## About this exercise
Report only how many lines in the listing below contain the string "deeper".

---------- Extracted entries ----------

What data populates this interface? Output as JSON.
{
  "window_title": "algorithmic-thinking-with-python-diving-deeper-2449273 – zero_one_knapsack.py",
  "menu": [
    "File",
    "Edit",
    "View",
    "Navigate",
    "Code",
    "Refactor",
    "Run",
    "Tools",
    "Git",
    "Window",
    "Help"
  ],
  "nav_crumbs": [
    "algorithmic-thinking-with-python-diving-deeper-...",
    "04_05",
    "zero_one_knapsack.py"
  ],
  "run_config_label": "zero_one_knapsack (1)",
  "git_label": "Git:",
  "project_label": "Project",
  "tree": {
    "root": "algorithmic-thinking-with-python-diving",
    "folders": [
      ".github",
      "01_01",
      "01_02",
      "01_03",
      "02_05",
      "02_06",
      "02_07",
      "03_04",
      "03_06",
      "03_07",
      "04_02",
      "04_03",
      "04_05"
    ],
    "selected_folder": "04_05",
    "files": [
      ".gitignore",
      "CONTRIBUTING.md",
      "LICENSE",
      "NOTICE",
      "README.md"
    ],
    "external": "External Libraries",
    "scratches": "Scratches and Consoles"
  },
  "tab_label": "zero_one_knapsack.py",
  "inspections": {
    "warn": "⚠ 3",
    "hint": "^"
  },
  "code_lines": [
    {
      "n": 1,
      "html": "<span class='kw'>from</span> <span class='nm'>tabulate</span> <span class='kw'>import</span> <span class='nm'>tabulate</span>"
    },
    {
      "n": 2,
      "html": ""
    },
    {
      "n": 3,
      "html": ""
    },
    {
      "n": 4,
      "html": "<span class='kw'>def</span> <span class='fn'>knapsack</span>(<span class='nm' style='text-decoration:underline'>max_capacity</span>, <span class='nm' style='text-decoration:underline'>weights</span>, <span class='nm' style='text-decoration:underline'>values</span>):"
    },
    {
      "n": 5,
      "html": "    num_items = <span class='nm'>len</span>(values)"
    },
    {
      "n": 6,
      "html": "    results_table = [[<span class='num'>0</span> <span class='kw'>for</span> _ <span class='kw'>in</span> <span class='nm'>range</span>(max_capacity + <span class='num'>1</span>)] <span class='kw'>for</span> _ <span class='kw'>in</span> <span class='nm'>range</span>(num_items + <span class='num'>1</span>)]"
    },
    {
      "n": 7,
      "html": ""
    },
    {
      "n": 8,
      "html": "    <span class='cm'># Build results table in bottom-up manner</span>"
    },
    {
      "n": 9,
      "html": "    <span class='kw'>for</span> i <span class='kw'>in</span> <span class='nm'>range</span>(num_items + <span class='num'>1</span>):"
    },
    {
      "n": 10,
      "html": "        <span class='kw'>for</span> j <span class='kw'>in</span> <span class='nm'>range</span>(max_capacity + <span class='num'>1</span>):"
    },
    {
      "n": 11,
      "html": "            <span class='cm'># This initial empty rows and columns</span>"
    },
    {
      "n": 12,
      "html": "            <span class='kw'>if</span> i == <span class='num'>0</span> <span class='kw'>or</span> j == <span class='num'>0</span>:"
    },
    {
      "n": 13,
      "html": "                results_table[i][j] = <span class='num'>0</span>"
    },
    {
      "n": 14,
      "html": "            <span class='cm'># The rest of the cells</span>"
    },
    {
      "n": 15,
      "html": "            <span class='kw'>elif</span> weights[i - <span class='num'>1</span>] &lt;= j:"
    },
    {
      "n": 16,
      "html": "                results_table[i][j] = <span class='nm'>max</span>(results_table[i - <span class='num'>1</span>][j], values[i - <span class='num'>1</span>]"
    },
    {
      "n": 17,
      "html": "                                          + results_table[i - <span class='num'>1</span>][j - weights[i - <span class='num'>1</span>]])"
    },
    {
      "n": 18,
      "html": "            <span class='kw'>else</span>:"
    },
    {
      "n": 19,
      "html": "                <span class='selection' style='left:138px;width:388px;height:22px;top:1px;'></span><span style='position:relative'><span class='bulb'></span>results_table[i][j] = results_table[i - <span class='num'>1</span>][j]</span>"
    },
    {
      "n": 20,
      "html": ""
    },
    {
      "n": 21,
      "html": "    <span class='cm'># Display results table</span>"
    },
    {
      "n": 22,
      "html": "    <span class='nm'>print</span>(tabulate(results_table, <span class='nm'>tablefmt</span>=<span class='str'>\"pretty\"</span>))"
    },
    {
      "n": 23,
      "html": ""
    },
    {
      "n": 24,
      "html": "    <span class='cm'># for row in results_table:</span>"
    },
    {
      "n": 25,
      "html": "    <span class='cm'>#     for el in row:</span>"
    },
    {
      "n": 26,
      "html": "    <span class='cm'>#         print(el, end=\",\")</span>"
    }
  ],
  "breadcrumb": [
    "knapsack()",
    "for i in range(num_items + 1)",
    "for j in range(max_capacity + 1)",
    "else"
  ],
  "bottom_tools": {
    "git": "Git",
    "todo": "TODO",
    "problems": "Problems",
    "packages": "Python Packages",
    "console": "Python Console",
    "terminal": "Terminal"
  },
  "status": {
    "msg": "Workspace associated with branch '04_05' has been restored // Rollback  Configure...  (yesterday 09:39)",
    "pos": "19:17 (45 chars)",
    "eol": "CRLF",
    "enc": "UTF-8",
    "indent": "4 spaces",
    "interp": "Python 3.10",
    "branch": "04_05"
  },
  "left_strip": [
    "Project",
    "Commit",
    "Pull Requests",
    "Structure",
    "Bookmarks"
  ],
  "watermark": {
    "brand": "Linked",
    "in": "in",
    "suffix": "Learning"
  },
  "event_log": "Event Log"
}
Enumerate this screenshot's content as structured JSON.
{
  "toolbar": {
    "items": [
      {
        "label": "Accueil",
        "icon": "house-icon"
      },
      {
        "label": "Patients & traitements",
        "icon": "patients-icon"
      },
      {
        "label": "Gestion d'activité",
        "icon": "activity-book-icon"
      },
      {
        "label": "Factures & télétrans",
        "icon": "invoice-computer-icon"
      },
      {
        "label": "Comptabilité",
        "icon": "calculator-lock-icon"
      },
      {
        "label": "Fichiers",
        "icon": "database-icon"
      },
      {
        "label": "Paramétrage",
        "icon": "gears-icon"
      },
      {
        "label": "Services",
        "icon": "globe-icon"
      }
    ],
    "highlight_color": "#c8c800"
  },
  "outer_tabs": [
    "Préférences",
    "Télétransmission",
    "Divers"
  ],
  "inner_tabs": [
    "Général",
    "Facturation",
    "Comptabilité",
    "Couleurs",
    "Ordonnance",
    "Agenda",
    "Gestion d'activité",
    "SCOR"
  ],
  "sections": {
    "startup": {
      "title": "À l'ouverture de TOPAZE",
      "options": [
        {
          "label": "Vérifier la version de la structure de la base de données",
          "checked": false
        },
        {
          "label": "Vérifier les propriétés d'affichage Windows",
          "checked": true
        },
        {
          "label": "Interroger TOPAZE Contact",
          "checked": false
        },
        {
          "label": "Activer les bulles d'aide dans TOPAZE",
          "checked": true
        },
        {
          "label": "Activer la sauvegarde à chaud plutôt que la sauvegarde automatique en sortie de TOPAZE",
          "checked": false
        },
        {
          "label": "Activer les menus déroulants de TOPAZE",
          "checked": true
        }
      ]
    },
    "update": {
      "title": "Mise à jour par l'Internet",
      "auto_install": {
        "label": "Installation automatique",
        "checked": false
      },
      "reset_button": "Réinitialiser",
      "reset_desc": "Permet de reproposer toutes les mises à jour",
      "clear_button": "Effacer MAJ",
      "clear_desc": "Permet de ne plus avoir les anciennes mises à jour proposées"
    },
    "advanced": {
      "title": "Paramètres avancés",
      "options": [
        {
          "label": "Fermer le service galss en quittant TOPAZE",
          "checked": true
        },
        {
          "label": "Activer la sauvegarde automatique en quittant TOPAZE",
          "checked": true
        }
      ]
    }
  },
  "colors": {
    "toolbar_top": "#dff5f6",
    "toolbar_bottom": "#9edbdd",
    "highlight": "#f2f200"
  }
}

----------

## Reply to the exercise
2